Records excerpted from a collection:

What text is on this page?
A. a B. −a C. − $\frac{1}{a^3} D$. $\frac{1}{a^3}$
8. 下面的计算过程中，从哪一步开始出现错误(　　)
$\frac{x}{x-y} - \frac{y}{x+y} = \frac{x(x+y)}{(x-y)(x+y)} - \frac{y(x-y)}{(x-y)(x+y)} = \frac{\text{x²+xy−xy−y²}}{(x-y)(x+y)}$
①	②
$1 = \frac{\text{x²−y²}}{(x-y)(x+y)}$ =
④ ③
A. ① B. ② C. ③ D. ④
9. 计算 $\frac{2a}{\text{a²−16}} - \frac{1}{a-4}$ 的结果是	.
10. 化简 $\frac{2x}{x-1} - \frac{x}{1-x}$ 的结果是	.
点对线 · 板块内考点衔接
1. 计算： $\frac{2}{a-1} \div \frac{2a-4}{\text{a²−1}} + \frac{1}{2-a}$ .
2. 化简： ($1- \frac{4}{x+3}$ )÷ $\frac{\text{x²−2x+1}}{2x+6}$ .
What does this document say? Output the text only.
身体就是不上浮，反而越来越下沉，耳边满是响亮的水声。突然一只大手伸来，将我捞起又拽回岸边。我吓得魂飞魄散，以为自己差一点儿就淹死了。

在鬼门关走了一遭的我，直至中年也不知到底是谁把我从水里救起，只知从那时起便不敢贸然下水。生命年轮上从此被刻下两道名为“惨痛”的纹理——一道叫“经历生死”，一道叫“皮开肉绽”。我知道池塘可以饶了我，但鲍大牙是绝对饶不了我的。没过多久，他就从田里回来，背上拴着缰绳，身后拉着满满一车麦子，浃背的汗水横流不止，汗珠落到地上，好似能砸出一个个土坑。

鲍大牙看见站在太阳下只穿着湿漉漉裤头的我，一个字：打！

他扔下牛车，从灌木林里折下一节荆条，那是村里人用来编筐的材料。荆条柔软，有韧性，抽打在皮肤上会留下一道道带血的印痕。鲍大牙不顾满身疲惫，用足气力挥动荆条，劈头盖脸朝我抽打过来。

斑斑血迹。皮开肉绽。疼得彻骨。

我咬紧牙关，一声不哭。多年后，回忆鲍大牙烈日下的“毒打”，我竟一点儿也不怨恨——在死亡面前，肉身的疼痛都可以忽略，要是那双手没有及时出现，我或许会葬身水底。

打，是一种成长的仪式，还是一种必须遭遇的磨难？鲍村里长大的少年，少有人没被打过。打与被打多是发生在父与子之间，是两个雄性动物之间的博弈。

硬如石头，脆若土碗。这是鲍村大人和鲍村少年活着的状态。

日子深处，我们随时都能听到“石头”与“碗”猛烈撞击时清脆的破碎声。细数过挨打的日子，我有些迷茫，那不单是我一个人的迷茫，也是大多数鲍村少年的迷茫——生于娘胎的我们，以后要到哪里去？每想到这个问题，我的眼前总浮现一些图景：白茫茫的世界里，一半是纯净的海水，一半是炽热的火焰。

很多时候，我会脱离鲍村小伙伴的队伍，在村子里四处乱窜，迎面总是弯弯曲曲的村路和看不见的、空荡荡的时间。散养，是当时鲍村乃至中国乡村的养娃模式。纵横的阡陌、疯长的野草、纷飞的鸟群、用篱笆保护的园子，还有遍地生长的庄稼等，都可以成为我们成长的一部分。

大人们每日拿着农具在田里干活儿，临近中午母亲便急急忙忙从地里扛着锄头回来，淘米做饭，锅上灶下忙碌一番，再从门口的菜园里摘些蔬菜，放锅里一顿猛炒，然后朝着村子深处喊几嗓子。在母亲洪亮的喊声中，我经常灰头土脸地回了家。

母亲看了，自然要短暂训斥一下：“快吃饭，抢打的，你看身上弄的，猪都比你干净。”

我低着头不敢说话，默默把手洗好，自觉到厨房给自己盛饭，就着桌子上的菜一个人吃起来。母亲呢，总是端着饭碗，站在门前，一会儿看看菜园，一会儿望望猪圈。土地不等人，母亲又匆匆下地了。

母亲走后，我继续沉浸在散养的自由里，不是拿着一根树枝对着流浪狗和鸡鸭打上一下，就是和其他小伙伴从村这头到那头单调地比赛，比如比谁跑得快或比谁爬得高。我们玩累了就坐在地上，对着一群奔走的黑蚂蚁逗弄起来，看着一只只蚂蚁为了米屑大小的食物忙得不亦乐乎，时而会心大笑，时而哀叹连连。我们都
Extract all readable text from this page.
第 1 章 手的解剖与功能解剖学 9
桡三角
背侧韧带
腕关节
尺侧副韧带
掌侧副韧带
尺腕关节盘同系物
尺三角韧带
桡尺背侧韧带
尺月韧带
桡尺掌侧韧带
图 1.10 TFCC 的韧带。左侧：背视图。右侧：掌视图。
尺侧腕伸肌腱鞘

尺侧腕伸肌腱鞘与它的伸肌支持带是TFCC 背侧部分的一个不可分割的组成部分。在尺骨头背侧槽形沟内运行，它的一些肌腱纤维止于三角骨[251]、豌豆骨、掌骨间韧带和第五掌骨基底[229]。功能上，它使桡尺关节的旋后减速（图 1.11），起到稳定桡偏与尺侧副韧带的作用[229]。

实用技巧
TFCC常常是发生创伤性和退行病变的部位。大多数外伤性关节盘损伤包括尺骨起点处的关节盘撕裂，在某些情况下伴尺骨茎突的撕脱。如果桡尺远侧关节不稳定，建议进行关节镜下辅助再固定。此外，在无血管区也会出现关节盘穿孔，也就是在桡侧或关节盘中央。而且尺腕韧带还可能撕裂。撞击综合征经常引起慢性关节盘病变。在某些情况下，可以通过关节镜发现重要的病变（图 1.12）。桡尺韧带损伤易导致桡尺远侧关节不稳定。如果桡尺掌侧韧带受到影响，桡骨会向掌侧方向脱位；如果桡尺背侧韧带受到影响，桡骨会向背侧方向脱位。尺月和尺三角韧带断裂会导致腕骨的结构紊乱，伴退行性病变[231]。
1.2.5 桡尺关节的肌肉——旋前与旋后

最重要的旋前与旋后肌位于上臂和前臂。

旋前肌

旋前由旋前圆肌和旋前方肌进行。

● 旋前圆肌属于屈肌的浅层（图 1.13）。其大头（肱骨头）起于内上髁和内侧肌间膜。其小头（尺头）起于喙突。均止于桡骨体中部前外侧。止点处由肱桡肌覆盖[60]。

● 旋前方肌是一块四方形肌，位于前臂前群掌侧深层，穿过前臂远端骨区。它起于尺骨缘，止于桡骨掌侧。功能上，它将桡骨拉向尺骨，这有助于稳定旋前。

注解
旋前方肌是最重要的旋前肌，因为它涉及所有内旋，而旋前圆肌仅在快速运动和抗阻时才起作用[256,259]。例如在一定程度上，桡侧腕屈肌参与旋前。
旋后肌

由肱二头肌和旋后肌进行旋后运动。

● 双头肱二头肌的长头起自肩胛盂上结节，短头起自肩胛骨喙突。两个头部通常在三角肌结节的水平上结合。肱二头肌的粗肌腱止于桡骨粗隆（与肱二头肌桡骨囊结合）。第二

# INSTRUCTIONS TO FOLLOW:
Write out exactly the final stretch of the records: the line containing "Extract all readable text from this page." and every line after it, through the last, and nothing else.

# SOLVED EXERCISE:
Extract all readable text from this page.
第 1 章 手的解剖与功能解剖学 9
桡三角
背侧韧带
腕关节
尺侧副韧带
掌侧副韧带
尺腕关节盘同系物
尺三角韧带
桡尺背侧韧带
尺月韧带
桡尺掌侧韧带
图 1.10 TFCC 的韧带。左侧：背视图。右侧：掌视图。
尺侧腕伸肌腱鞘

尺侧腕伸肌腱鞘与它的伸肌支持带是TFCC 背侧部分的一个不可分割的组成部分。在尺骨头背侧槽形沟内运行，它的一些肌腱纤维止于三角骨[251]、豌豆骨、掌骨间韧带和第五掌骨基底[229]。功能上，它使桡尺关节的旋后减速（图 1.11），起到稳定桡偏与尺侧副韧带的作用[229]。

实用技巧
TFCC常常是发生创伤性和退行病变的部位。大多数外伤性关节盘损伤包括尺骨起点处的关节盘撕裂，在某些情况下伴尺骨茎突的撕脱。如果桡尺远侧关节不稳定，建议进行关节镜下辅助再固定。此外，在无血管区也会出现关节盘穿孔，也就是在桡侧或关节盘中央。而且尺腕韧带还可能撕裂。撞击综合征经常引起慢性关节盘病变。在某些情况下，可以通过关节镜发现重要的病变（图 1.12）。桡尺韧带损伤易导致桡尺远侧关节不稳定。如果桡尺掌侧韧带受到影响，桡骨会向掌侧方向脱位；如果桡尺背侧韧带受到影响，桡骨会向背侧方向脱位。尺月和尺三角韧带断裂会导致腕骨的结构紊乱，伴退行性病变[231]。
1.2.5 桡尺关节的肌肉——旋前与旋后

最重要的旋前与旋后肌位于上臂和前臂。

旋前肌

旋前由旋前圆肌和旋前方肌进行。

● 旋前圆肌属于屈肌的浅层（图 1.13）。其大头（肱骨头）起于内上髁和内侧肌间膜。其小头（尺头）起于喙突。均止于桡骨体中部前外侧。止点处由肱桡肌覆盖[60]。

● 旋前方肌是一块四方形肌，位于前臂前群掌侧深层，穿过前臂远端骨区。它起于尺骨缘，止于桡骨掌侧。功能上，它将桡骨拉向尺骨，这有助于稳定旋前。

注解
旋前方肌是最重要的旋前肌，因为它涉及所有内旋，而旋前圆肌仅在快速运动和抗阻时才起作用[256,259]。例如在一定程度上，桡侧腕屈肌参与旋前。
旋后肌

由肱二头肌和旋后肌进行旋后运动。

● 双头肱二头肌的长头起自肩胛盂上结节，短头起自肩胛骨喙突。两个头部通常在三角肌结节的水平上结合。肱二头肌的粗肌腱止于桡骨粗隆（与肱二头肌桡骨囊结合）。第二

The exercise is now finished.